*Dataset records*.
⟨
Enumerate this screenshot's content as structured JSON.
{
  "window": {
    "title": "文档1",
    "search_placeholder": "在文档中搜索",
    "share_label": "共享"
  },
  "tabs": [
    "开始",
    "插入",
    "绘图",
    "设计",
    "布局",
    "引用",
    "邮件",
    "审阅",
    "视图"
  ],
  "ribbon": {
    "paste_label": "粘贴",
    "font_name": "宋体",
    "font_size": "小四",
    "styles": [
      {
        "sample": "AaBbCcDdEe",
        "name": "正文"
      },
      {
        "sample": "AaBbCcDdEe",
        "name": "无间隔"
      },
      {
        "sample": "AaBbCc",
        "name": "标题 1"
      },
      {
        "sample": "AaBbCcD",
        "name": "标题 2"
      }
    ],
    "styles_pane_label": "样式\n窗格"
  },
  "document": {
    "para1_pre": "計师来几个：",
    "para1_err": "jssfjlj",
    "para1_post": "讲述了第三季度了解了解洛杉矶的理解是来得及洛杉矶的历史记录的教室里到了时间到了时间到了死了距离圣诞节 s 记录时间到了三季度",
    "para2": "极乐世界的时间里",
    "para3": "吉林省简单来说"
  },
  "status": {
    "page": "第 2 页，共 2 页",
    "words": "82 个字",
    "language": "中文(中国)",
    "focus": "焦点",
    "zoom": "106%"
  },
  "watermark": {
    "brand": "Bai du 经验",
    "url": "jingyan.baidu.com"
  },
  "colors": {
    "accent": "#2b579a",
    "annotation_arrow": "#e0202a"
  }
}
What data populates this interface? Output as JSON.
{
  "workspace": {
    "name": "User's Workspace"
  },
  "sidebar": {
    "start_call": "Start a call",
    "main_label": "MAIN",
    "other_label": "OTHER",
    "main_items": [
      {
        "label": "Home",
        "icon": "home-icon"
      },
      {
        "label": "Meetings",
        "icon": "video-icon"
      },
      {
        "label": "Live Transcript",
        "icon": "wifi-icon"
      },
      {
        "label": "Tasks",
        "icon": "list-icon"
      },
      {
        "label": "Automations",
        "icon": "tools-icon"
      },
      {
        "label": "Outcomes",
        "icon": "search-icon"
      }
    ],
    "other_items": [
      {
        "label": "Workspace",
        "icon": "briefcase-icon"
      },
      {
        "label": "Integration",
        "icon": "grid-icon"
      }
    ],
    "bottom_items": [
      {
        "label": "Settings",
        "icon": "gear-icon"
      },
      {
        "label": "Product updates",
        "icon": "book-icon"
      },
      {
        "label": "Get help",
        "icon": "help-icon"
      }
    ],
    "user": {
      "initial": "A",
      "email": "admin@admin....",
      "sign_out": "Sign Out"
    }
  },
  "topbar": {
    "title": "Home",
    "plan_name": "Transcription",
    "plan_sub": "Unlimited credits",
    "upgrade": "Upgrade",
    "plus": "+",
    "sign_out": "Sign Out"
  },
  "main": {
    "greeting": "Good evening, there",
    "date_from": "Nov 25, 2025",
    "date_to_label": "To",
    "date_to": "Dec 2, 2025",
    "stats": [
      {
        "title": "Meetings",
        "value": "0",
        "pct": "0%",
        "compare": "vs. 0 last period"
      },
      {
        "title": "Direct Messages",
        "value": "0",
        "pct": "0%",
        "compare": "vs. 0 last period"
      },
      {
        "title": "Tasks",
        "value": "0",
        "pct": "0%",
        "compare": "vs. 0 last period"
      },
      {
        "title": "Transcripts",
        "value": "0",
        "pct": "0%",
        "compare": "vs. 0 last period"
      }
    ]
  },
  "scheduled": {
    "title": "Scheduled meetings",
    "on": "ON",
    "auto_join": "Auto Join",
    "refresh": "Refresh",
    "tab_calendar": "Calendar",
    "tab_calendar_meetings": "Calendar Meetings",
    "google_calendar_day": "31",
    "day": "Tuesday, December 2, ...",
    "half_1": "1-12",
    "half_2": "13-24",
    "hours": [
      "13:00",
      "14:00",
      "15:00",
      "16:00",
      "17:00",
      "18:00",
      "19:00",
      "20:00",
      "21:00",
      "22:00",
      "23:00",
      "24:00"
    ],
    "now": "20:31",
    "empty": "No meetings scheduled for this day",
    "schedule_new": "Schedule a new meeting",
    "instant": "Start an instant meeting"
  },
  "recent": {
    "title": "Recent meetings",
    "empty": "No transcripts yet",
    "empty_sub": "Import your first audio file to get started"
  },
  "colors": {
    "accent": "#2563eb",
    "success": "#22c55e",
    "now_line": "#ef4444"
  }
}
⟩
*Short task*. Print out all the entries precisely as written.

*Answer*.
Enumerate this screenshot's content as structured JSON.
{
  "window": {
    "title": "文档1",
    "search_placeholder": "在文档中搜索",
    "share_label": "共享"
  },
  "tabs": [
    "开始",
    "插入",
    "绘图",
    "设计",
    "布局",
    "引用",
    "邮件",
    "审阅",
    "视图"
  ],
  "ribbon": {
    "paste_label": "粘贴",
    "font_name": "宋体",
    "font_size": "小四",
    "styles": [
      {
        "sample": "AaBbCcDdEe",
        "name": "正文"
      },
      {
        "sample": "AaBbCcDdEe",
        "name": "无间隔"
      },
      {
        "sample": "AaBbCc",
        "name": "标题 1"
      },
      {
        "sample": "AaBbCcD",
        "name": "标题 2"
      }
    ],
    "styles_pane_label": "样式\n窗格"
  },
  "document": {
    "para1_pre": "計师来几个：",
    "para1_err": "jssfjlj",
    "para1_post": "讲述了第三季度了解了解洛杉矶的理解是来得及洛杉矶的历史记录的教室里到了时间到了时间到了死了距离圣诞节 s 记录时间到了三季度",
    "para2": "极乐世界的时间里",
    "para3": "吉林省简单来说"
  },
  "status": {
    "page": "第 2 页，共 2 页",
    "words": "82 个字",
    "language": "中文(中国)",
    "focus": "焦点",
    "zoom": "106%"
  },
  "watermark": {
    "brand": "Bai du 经验",
    "url": "jingyan.baidu.com"
  },
  "colors": {
    "accent": "#2b579a",
    "annotation_arrow": "#e0202a"
  }
}
What data populates this interface? Output as JSON.
{
  "workspace": {
    "name": "User's Workspace"
  },
  "sidebar": {
    "start_call": "Start a call",
    "main_label": "MAIN",
    "other_label": "OTHER",
    "main_items": [
      {
        "label": "Home",
        "icon": "home-icon"
      },
      {
        "label": "Meetings",
        "icon": "video-icon"
      },
      {
        "label": "Live Transcript",
        "icon": "wifi-icon"
      },
      {
        "label": "Tasks",
        "icon": "list-icon"
      },
      {
        "label": "Automations",
        "icon": "tools-icon"
      },
      {
        "label": "Outcomes",
        "icon": "search-icon"
      }
    ],
    "other_items": [
      {
        "label": "Workspace",
        "icon": "briefcase-icon"
      },
      {
        "label": "Integration",
        "icon": "grid-icon"
      }
    ],
    "bottom_items": [
      {
        "label": "Settings",
        "icon": "gear-icon"
      },
      {
        "label": "Product updates",
        "icon": "book-icon"
      },
      {
        "label": "Get help",
        "icon": "help-icon"
      }
    ],
    "user": {
      "initial": "A",
      "email": "admin@admin....",
      "sign_out": "Sign Out"
    }
  },
  "topbar": {
    "title": "Home",
    "plan_name": "Transcription",
    "plan_sub": "Unlimited credits",
    "upgrade": "Upgrade",
    "plus": "+",
    "sign_out": "Sign Out"
  },
  "main": {
    "greeting": "Good evening, there",
    "date_from": "Nov 25, 2025",
    "date_to_label": "To",
    "date_to": "Dec 2, 2025",
    "stats": [
      {
        "title": "Meetings",
        "value": "0",
        "pct": "0%",
        "compare": "vs. 0 last period"
      },
      {
        "title": "Direct Messages",
        "value": "0",
        "pct": "0%",
        "compare": "vs. 0 last period"
      },
      {
        "title": "Tasks",
        "value": "0",
        "pct": "0%",
        "compare": "vs. 0 last period"
      },
      {
        "title": "Transcripts",
        "value": "0",
        "pct": "0%",
        "compare": "vs. 0 last period"
      }
    ]
  },
  "scheduled": {
    "title": "Scheduled meetings",
    "on": "ON",
    "auto_join": "Auto Join",
    "refresh": "Refresh",
    "tab_calendar": "Calendar",
    "tab_calendar_meetings": "Calendar Meetings",
    "google_calendar_day": "31",
    "day": "Tuesday, December 2, ...",
    "half_1": "1-12",
    "half_2": "13-24",
    "hours": [
      "13:00",
      "14:00",
      "15:00",
      "16:00",
      "17:00",
      "18:00",
      "19:00",
      "20:00",
      "21:00",
      "22:00",
      "23:00",
      "24:00"
    ],
    "now": "20:31",
    "empty": "No meetings scheduled for this day",
    "schedule_new": "Schedule a new meeting",
    "instant": "Start an instant meeting"
  },
  "recent": {
    "title": "Recent meetings",
    "empty": "No transcripts yet",
    "empty_sub": "Import your first audio file to get started"
  },
  "colors": {
    "accent": "#2563eb",
    "success": "#22c55e",
    "now_line": "#ef4444"
  }
}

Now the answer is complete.